Collection entries:
◆ ◆ ◆ ◆ ◆
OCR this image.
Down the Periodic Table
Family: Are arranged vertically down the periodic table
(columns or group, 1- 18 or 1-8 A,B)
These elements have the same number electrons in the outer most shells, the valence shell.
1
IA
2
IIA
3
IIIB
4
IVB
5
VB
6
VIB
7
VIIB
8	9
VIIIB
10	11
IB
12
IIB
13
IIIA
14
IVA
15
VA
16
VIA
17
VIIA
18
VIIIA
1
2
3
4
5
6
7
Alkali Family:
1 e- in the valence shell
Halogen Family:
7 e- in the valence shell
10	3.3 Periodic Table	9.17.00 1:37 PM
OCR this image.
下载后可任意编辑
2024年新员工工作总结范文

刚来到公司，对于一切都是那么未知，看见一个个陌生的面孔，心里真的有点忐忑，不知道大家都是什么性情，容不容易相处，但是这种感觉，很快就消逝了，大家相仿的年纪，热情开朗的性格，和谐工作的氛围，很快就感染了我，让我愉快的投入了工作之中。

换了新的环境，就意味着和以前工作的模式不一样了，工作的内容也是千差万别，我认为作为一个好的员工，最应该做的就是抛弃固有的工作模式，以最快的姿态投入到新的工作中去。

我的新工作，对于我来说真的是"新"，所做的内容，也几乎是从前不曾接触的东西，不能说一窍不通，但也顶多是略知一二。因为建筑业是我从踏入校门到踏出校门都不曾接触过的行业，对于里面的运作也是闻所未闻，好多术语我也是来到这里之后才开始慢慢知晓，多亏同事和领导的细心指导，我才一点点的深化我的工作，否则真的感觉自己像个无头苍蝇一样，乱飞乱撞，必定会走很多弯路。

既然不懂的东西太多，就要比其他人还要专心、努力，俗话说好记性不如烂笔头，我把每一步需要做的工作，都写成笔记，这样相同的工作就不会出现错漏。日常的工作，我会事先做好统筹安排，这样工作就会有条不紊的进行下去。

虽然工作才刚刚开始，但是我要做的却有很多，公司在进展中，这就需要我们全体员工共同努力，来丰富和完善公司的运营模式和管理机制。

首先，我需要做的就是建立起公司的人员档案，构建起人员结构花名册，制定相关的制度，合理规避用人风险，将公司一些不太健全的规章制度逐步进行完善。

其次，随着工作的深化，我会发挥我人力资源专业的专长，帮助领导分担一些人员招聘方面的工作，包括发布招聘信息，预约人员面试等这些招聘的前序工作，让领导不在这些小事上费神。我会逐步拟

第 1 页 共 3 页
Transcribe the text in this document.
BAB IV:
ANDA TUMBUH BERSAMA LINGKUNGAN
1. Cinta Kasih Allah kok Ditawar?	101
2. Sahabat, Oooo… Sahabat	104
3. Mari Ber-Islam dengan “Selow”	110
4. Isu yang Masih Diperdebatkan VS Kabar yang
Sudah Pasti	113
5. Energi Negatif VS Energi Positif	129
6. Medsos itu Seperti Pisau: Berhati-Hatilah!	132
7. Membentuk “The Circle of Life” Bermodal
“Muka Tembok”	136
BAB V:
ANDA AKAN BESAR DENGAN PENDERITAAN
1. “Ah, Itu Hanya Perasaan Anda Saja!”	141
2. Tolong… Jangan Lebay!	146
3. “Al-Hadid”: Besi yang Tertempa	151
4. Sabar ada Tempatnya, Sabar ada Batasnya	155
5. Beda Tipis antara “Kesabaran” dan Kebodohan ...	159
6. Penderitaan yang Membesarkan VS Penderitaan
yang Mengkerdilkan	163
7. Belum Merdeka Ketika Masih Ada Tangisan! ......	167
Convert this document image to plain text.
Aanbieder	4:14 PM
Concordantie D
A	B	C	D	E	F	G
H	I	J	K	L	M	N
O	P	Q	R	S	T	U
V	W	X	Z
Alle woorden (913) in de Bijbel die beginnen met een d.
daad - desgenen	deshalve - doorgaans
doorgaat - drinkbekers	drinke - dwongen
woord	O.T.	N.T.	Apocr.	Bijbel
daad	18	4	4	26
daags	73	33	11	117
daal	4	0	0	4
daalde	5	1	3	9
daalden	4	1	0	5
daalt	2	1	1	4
◆ ◆ ◆ ◆ ◆
- WHAT YOU SHOULD DO -
Exactly how many lines in the data above contain the word "document"? Respond with the number and nothing more.

- EXPECTED ANSWER -
2